→ **Task brief**: Can you return, word for word, the stretch of the material from its start through the line containing "radio-only-used[interactable]: only used", with that line included?

[Element position data]
◇ ◇ ◇ ◇

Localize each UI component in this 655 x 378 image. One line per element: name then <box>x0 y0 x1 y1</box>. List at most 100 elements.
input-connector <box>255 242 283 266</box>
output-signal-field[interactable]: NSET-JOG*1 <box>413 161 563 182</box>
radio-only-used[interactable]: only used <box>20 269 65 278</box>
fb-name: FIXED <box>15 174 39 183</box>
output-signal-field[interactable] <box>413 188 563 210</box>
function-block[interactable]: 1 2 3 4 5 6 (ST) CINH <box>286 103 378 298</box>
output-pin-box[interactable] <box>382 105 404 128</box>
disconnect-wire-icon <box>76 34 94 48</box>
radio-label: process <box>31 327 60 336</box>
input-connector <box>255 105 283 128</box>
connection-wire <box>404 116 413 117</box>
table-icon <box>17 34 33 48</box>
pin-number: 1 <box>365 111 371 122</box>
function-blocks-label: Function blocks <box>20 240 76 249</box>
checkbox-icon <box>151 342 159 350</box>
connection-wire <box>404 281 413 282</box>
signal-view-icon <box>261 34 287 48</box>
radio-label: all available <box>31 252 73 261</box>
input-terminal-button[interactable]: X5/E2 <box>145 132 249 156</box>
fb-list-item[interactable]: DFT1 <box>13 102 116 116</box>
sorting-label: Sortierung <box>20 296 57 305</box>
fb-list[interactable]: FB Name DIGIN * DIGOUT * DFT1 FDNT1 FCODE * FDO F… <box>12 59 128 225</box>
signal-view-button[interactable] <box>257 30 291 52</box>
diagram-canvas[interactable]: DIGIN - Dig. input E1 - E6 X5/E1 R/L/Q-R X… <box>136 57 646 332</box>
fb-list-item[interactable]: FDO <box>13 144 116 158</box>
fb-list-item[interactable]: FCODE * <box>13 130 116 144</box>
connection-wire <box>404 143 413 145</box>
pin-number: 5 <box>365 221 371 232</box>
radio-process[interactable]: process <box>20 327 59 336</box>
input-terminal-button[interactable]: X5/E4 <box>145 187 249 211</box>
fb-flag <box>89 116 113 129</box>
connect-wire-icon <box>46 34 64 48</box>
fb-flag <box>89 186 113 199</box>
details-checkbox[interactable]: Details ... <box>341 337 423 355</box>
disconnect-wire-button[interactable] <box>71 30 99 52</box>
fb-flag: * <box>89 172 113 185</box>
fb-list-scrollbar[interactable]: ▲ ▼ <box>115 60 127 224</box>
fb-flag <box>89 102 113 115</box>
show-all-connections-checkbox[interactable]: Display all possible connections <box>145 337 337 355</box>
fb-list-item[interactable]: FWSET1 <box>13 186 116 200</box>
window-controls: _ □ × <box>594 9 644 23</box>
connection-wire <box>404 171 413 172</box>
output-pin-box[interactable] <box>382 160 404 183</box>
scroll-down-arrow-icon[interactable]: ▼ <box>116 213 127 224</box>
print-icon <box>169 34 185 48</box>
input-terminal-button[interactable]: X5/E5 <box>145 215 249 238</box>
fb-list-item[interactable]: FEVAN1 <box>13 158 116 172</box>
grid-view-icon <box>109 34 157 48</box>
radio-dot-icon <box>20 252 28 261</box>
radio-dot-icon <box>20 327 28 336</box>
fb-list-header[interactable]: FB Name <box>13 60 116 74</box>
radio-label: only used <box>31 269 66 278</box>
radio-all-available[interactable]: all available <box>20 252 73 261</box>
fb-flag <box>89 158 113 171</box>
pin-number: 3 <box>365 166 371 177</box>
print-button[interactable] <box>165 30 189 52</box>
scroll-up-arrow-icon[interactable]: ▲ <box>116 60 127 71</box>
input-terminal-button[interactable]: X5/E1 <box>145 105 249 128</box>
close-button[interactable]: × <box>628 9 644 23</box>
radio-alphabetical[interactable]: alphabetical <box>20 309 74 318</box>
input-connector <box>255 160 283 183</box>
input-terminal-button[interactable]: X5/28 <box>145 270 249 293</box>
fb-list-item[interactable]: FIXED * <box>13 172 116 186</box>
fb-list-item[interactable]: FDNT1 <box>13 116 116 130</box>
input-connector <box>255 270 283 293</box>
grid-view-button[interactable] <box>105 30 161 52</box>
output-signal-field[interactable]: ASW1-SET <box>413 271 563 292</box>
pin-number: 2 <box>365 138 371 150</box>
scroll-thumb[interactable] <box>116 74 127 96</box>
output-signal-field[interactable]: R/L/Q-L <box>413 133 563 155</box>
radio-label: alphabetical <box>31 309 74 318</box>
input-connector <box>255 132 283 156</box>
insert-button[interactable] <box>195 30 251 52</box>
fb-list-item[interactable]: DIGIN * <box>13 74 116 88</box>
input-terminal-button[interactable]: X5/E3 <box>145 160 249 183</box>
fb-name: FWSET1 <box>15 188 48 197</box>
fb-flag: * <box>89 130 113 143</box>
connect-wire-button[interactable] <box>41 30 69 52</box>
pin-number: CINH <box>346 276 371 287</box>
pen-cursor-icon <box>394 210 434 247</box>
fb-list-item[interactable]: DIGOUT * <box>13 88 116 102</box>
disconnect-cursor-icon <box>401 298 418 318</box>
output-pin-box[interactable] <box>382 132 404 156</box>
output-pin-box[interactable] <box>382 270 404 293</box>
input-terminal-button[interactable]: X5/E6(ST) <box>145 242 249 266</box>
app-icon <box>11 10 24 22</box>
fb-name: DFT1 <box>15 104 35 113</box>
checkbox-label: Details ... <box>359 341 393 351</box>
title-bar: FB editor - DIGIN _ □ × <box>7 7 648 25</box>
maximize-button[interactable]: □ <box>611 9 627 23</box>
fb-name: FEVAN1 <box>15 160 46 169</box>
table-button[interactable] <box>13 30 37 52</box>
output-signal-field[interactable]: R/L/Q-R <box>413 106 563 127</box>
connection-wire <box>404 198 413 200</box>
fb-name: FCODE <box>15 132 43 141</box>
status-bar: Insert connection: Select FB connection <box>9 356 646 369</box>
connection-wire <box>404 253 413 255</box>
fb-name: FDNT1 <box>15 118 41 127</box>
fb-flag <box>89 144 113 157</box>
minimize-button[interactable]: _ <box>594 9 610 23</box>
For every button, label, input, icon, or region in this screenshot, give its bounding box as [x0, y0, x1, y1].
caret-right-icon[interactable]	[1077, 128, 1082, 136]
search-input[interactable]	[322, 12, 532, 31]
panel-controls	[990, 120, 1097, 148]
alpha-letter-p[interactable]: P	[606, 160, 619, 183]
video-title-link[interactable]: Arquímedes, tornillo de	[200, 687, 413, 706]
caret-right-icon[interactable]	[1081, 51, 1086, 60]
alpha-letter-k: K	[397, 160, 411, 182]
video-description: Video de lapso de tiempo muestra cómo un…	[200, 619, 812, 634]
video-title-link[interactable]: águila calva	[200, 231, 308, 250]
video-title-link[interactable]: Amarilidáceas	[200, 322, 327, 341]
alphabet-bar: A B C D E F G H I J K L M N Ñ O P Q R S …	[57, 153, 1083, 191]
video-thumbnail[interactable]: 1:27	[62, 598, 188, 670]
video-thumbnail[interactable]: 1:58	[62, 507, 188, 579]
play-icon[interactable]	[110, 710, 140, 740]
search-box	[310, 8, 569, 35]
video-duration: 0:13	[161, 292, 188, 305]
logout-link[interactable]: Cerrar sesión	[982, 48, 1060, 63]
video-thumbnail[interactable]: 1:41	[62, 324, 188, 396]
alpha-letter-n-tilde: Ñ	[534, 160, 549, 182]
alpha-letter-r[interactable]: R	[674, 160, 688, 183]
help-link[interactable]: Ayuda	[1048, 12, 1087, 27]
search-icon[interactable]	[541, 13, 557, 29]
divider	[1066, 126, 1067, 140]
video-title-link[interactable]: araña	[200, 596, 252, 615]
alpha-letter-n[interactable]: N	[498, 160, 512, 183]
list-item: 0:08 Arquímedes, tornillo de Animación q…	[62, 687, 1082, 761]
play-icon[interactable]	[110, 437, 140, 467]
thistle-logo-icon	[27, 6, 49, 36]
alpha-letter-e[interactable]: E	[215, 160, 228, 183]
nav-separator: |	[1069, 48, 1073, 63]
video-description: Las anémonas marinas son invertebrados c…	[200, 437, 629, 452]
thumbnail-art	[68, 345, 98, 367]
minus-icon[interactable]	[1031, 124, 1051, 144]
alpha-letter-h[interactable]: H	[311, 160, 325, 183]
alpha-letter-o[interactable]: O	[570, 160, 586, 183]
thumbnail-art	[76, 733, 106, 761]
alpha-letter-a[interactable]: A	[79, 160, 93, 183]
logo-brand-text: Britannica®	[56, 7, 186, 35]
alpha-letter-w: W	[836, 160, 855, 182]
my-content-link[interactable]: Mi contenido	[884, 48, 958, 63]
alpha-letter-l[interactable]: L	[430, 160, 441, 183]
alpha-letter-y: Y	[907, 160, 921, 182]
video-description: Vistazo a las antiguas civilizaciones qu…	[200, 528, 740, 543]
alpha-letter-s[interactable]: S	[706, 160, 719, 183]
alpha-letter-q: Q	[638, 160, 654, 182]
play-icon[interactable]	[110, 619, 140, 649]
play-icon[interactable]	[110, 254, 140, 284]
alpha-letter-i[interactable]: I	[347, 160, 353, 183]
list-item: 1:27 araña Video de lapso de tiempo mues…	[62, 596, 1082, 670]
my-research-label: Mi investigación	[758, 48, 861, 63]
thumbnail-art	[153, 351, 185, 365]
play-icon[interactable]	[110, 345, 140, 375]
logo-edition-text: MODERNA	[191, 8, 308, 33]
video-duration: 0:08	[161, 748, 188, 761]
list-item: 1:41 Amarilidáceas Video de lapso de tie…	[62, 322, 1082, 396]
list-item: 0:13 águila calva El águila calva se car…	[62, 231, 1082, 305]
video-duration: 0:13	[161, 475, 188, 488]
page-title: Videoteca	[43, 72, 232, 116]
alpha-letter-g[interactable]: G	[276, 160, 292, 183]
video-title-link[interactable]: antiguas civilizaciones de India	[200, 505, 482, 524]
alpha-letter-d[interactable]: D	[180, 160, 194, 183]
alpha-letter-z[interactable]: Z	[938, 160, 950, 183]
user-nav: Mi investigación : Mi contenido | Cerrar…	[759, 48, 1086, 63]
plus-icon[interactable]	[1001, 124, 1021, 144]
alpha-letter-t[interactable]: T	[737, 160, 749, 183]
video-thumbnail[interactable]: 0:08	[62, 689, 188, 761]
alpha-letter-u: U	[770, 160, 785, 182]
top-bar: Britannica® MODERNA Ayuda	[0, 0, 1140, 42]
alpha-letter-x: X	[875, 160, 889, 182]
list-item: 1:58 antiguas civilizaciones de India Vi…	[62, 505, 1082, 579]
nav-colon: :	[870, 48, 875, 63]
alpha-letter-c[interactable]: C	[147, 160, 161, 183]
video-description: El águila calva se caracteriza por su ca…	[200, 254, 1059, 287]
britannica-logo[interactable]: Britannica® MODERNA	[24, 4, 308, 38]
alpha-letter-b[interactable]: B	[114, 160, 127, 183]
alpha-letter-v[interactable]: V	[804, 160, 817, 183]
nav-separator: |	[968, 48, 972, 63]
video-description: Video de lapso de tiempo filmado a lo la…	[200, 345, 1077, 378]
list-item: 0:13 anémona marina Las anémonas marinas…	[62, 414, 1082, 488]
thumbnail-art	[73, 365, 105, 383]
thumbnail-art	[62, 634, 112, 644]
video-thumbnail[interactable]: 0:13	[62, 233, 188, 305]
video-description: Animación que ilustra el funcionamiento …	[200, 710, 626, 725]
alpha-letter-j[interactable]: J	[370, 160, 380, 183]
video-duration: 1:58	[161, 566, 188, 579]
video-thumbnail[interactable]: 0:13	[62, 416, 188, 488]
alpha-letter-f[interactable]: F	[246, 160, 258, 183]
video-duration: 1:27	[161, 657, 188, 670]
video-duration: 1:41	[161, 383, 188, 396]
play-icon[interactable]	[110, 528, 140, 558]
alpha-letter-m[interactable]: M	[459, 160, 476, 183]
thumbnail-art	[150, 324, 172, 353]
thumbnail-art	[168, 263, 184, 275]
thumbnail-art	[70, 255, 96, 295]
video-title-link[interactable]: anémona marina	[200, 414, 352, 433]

◇ ◇ ◇ ◇

→ **Full response**:
Localize each UI component in this 655 x 378 image. One line per element: name then <box>x0 y0 x1 y1</box>. List at most 100 elements.
input-connector <box>255 242 283 266</box>
output-signal-field[interactable]: NSET-JOG*1 <box>413 161 563 182</box>
radio-only-used[interactable]: only used <box>20 269 65 278</box>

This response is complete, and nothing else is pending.